Working data start

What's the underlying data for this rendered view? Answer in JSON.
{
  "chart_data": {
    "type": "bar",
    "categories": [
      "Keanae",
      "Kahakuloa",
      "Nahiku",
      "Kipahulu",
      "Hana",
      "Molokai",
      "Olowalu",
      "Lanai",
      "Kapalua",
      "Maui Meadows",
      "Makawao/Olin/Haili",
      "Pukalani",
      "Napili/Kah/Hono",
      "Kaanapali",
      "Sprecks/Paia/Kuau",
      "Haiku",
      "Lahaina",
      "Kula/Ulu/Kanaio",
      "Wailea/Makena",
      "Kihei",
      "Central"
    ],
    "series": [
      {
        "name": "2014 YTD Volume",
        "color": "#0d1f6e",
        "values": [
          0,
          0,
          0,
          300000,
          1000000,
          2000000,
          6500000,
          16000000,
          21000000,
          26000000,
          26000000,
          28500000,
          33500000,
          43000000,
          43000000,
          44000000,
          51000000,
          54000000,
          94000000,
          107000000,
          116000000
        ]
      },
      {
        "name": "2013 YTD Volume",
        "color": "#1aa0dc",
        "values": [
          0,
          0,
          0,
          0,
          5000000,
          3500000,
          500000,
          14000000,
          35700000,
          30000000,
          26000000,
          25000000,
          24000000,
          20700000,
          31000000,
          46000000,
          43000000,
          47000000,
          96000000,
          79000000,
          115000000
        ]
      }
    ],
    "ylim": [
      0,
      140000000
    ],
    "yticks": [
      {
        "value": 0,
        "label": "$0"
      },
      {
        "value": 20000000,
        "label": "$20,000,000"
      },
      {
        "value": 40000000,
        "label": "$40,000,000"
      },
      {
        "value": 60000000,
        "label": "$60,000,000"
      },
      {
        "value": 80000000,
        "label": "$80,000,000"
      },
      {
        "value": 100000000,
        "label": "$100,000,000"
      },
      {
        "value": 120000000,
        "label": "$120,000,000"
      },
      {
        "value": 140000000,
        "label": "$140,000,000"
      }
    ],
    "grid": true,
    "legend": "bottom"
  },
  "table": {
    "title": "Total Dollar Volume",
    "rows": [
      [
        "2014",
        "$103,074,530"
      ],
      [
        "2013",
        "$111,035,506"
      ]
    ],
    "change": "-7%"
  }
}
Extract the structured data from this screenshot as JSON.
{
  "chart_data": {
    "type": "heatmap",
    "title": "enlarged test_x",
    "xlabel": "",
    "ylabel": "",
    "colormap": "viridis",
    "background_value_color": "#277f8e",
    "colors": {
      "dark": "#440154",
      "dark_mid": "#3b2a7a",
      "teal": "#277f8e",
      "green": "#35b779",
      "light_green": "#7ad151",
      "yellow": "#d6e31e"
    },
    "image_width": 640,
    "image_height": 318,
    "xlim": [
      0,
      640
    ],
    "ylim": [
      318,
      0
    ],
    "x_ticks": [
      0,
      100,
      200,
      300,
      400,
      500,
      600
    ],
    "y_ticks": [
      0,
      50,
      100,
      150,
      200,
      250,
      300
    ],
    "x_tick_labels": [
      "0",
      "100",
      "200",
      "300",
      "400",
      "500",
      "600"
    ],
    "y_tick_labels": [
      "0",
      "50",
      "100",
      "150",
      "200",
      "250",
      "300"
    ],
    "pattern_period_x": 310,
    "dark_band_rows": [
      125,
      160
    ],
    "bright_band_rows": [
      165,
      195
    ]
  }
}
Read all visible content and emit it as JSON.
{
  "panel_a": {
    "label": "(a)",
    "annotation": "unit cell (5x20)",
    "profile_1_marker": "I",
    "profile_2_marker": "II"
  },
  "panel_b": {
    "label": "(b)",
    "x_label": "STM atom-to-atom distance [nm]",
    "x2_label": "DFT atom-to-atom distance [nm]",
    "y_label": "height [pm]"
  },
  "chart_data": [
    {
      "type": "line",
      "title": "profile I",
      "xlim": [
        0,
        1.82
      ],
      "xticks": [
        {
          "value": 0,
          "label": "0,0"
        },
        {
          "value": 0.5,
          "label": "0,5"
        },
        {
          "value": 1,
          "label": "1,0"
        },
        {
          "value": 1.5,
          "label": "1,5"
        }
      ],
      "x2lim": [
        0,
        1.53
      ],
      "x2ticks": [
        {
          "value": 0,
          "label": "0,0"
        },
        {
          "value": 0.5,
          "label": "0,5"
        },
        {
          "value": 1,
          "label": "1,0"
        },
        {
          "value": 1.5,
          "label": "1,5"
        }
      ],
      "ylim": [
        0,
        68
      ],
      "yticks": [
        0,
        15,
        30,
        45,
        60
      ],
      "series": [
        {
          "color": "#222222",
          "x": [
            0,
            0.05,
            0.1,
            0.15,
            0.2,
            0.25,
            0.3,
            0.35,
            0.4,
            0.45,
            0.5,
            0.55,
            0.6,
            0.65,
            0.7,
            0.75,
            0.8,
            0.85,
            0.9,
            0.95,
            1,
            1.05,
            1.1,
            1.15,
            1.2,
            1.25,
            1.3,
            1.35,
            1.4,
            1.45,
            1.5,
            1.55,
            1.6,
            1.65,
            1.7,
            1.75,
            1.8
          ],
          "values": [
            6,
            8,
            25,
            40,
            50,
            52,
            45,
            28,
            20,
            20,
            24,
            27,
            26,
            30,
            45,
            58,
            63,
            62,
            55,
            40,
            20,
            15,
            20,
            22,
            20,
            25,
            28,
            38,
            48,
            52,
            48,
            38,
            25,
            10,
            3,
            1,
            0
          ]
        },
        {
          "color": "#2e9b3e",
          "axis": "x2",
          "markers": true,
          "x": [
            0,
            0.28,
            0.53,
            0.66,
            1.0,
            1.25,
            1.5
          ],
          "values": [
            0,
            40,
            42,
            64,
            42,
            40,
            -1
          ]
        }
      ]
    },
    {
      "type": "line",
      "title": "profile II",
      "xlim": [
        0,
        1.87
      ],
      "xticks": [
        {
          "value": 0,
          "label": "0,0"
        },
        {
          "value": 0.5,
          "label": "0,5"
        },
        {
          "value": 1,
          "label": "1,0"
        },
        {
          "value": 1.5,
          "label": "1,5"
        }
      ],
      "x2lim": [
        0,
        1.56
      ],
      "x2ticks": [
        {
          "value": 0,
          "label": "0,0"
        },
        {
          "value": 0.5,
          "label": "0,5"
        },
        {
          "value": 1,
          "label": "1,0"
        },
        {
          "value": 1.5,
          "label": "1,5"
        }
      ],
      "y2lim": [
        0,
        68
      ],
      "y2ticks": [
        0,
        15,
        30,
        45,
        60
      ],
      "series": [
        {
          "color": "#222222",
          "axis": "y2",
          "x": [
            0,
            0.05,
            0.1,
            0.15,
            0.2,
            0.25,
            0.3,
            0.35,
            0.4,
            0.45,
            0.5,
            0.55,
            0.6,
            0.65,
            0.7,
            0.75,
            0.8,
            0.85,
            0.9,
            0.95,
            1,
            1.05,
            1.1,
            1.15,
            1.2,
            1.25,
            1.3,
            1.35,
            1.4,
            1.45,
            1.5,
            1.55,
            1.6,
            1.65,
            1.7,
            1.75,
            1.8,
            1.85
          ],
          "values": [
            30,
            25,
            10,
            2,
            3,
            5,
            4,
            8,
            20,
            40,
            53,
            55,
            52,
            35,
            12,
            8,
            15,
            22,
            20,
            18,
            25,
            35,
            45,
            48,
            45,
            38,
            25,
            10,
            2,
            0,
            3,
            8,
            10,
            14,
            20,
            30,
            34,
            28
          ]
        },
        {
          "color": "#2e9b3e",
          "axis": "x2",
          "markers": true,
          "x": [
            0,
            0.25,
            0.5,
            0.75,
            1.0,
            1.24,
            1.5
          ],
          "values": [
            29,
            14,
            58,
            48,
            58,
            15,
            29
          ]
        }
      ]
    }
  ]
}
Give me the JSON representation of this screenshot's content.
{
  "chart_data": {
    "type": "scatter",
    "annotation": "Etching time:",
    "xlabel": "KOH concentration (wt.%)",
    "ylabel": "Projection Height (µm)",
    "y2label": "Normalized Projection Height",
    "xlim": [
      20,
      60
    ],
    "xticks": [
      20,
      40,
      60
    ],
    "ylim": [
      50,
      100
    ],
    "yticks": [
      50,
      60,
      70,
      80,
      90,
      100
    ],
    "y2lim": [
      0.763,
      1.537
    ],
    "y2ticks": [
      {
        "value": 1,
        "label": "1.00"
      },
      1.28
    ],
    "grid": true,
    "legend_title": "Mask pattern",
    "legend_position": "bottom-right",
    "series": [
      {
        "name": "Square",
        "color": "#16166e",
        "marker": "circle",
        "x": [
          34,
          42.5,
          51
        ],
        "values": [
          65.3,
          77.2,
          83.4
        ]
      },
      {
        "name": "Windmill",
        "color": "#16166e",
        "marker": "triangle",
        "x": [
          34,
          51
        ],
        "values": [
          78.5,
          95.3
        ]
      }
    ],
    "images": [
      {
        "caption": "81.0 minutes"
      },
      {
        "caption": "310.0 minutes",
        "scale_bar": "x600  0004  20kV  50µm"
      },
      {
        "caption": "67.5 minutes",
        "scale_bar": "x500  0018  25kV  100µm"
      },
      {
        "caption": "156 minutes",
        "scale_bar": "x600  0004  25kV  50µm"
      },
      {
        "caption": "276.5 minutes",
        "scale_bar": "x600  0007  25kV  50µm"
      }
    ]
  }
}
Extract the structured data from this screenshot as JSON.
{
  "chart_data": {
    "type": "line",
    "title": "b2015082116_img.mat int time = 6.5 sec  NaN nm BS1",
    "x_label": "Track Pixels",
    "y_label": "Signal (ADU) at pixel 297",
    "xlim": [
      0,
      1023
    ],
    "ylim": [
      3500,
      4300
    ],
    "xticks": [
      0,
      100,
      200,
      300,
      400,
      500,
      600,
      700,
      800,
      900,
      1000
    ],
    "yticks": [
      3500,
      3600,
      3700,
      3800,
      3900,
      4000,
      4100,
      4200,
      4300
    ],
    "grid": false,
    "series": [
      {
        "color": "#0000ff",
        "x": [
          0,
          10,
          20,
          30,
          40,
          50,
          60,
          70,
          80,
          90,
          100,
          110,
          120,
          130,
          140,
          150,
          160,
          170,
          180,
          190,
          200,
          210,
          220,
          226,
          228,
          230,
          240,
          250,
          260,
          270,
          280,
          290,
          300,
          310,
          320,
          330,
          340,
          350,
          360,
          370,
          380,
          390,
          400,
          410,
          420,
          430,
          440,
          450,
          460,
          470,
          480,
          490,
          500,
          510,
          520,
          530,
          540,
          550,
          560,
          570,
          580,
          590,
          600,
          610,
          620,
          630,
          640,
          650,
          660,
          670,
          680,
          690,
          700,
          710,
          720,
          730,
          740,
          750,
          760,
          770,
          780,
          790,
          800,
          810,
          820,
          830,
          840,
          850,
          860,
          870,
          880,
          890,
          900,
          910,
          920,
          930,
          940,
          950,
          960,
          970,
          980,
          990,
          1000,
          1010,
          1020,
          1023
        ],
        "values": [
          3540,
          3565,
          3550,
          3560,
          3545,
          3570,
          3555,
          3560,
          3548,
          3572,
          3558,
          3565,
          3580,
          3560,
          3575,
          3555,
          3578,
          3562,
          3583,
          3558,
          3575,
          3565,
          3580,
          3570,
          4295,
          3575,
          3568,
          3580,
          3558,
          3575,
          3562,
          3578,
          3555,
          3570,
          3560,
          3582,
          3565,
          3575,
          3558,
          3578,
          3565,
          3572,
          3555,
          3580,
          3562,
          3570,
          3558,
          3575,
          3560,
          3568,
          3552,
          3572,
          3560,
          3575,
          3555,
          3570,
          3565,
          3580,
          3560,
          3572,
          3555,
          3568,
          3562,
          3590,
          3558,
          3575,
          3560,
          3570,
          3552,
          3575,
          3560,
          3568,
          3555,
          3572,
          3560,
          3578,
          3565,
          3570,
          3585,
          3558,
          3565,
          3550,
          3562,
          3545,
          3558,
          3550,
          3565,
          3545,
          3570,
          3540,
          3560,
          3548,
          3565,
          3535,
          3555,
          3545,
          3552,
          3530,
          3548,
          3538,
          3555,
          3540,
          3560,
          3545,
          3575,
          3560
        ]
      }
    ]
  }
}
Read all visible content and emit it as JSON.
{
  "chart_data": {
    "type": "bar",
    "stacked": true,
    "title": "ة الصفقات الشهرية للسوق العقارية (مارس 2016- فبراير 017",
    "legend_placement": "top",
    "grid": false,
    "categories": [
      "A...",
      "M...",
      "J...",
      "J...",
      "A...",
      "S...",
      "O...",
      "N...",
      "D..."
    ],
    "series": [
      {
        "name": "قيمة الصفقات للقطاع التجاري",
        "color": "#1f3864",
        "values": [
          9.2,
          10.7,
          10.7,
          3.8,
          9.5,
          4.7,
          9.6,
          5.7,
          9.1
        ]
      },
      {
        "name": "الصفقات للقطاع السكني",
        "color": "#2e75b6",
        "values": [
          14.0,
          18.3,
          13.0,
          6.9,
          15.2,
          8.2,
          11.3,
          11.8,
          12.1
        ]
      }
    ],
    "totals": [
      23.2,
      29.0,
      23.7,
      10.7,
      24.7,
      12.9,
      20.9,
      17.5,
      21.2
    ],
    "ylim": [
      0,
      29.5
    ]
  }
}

Working data end

**Set task**
What is the number of lines that hold the string "annotation"? Give it alone.

**Finished answer**
2